_Stored entries_:
+++

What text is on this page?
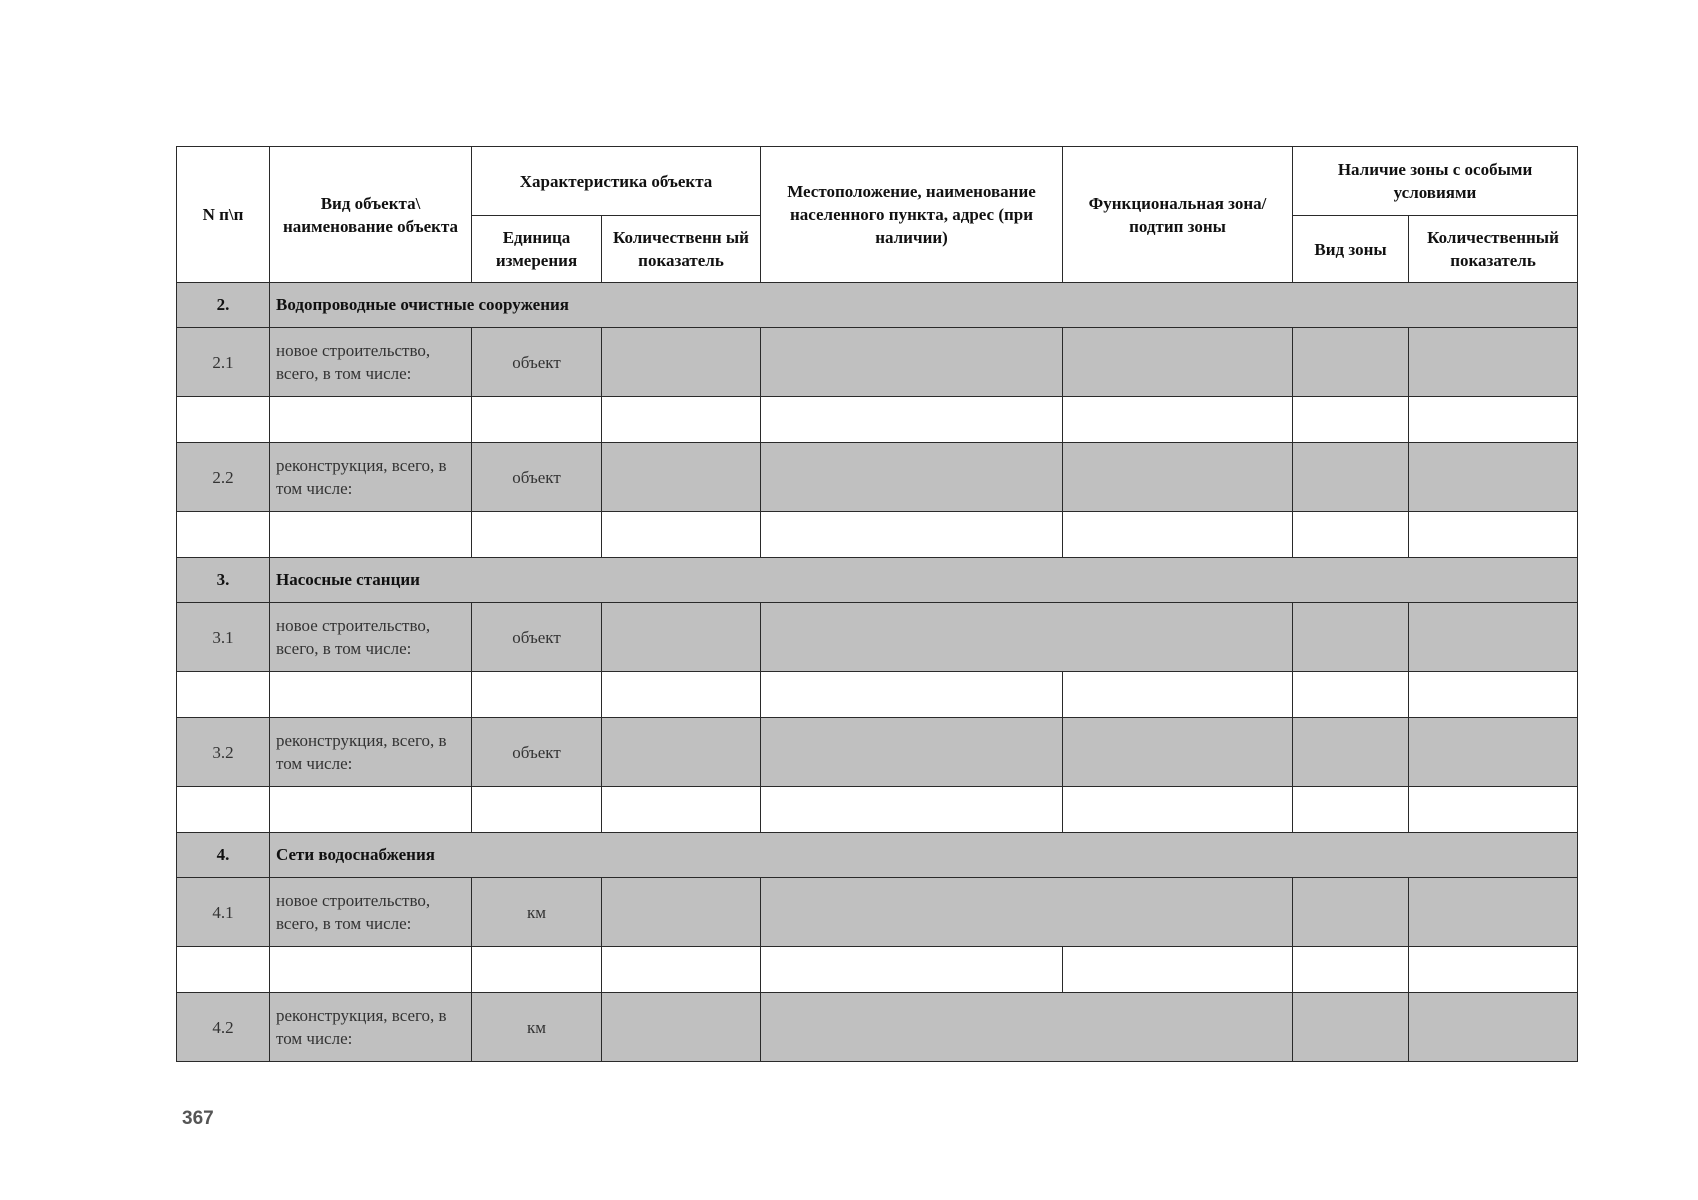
N п\п	Вид объекта\ наименование объекта	Характеристика объекта		Местоположение, наименование населенного пункта, адрес (при наличии)	Функциональная зона/ подтип зоны	Наличие зоны с особыми условиями	
		Единица измерения	Количественн ый показатель			Вид зоны	Количественный показатель
2.	Водопроводные очистные сооружения						
2.1	новое строительство, всего, в том числе:	объект					

2.2	реконструкция, всего, в том числе:	объект					

3.	Насосные станции						
3.1	новое строительство, всего, в том числе:	объект					

3.2	реконструкция, всего, в том числе:	объект					

4.	Сети водоснабжения						
4.1	новое строительство, всего, в том числе:	км					

4.2	реконструкция, всего, в том числе:	км					
367
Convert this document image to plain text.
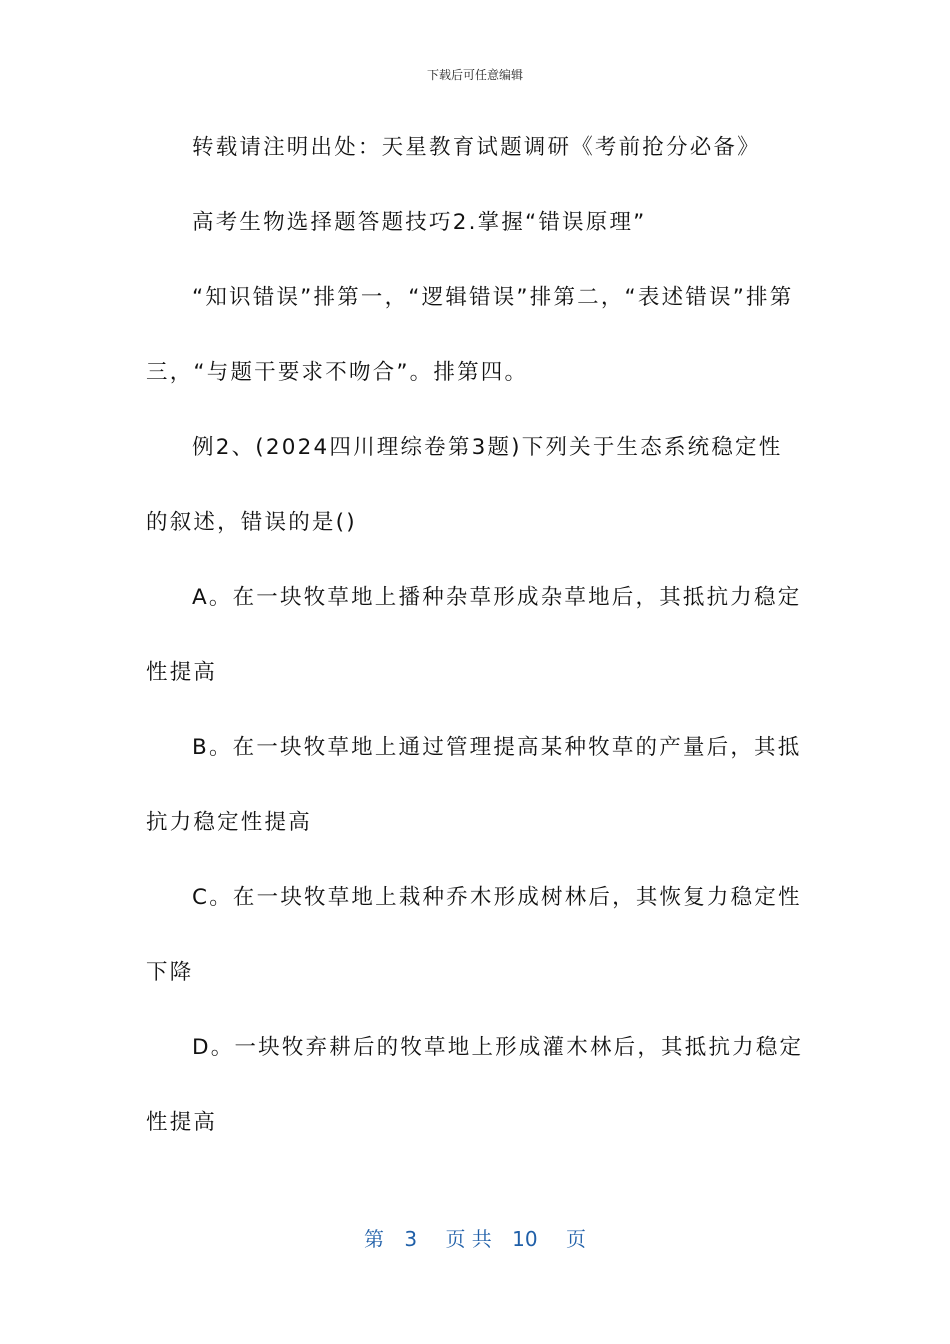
下载后可任意编辑

转载请注明出处：天星教育试题调研《考前抢分必备》

高考生物选择题答题技巧2.掌握“错误原理”

“知识错误”排第一，“逻辑错误”排第二，“表述错误”排第三，“与题干要求不吻合”。排第四。

例2、(2024四川理综卷第3题)下列关于生态系统稳定性的叙述，错误的是()

A。在一块牧草地上播种杂草形成杂草地后，其抵抗力稳定性提高

B。在一块牧草地上通过管理提高某种牧草的产量后，其抵抗力稳定性提高

C。在一块牧草地上栽种乔木形成树林后，其恢复力稳定性下降

D。一块牧弃耕后的牧草地上形成灌木林后，其抵抗力稳定性提高

第 3 页 共 10 页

+++

_Work to complete_: Write out the whole listing again, exactly, with no pictures.

_Complete answer_:
What text is on this page?
N п\п	Вид объекта\ наименование объекта	Характеристика объекта		Местоположение, наименование населенного пункта, адрес (при наличии)	Функциональная зона/ подтип зоны	Наличие зоны с особыми условиями	
		Единица измерения	Количественн ый показатель			Вид зоны	Количественный показатель
2.	Водопроводные очистные сооружения						
2.1	новое строительство, всего, в том числе:	объект					

2.2	реконструкция, всего, в том числе:	объект					

3.	Насосные станции						
3.1	новое строительство, всего, в том числе:	объект					

3.2	реконструкция, всего, в том числе:	объект					

4.	Сети водоснабжения						
4.1	новое строительство, всего, в том числе:	км					

4.2	реконструкция, всего, в том числе:	км					
367
Convert this document image to plain text.
下载后可任意编辑

转载请注明出处：天星教育试题调研《考前抢分必备》

高考生物选择题答题技巧2.掌握“错误原理”

“知识错误”排第一，“逻辑错误”排第二，“表述错误”排第三，“与题干要求不吻合”。排第四。

例2、(2024四川理综卷第3题)下列关于生态系统稳定性的叙述，错误的是()

A。在一块牧草地上播种杂草形成杂草地后，其抵抗力稳定性提高

B。在一块牧草地上通过管理提高某种牧草的产量后，其抵抗力稳定性提高

C。在一块牧草地上栽种乔木形成树林后，其恢复力稳定性下降

D。一块牧弃耕后的牧草地上形成灌木林后，其抵抗力稳定性提高

第 3 页 共 10 页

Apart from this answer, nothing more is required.